EXERCISE => Records follow. Copy every line with "кодекса".

LISTED RECORDS =>
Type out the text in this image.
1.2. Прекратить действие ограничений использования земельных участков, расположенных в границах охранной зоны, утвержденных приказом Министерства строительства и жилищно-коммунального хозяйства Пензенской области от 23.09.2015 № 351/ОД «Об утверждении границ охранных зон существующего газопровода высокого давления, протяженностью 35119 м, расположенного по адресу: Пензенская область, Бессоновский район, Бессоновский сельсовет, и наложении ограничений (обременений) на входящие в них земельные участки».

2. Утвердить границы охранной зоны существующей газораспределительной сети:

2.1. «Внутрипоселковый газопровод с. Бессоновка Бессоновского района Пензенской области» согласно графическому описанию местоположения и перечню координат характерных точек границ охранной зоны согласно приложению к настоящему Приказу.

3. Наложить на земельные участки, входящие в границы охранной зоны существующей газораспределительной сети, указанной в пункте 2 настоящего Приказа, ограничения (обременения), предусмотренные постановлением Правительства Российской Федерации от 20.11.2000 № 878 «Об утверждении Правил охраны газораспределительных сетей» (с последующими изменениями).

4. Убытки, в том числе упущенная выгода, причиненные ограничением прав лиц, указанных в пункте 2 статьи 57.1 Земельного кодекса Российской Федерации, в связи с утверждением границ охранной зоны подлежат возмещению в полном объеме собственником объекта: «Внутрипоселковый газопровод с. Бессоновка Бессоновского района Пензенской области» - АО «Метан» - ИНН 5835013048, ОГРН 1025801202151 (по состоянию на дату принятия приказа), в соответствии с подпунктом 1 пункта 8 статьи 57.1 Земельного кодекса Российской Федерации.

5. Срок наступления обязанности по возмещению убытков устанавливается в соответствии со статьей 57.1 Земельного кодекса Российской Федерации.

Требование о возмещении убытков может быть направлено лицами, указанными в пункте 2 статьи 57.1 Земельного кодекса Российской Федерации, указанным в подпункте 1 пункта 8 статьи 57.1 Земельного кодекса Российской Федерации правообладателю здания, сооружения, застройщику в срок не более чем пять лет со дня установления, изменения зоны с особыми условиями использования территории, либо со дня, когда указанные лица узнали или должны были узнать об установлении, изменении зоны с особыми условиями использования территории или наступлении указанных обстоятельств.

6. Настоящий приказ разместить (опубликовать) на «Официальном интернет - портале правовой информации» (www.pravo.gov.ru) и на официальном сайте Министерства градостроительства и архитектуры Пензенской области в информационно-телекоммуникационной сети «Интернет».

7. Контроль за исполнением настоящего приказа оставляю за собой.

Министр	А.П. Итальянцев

THE RESULT =>
4. Убытки, в том числе упущенная выгода, причиненные ограничением прав лиц, указанных в пункте 2 статьи 57.1 Земельного кодекса Российской Федерации, в связи с утверждением границ охранной зоны подлежат возмещению в полном объеме собственником объекта: «Внутрипоселковый газопровод с. Бессоновка Бессоновского района Пензенской области» - АО «Метан» - ИНН 5835013048, ОГРН 1025801202151 (по состоянию на дату принятия приказа), в соответствии с подпунктом 1 пункта 8 статьи 57.1 Земельного кодекса Российской Федерации.
5. Срок наступления обязанности по возмещению убытков устанавливается в соответствии со статьей 57.1 Земельного кодекса Российской Федерации.
Требование о возмещении убытков может быть направлено лицами, указанными в пункте 2 статьи 57.1 Земельного кодекса Российской Федерации, указанным в подпункте 1 пункта 8 статьи 57.1 Земельного кодекса Российской Федерации правообладателю здания, сооружения, застройщику в срок не более чем пять лет со дня установления, изменения зоны с особыми условиями использования территории, либо со дня, когда указанные лица узнали или должны были узнать об установлении, изменении зоны с особыми условиями использования территории или наступлении указанных обстоятельств.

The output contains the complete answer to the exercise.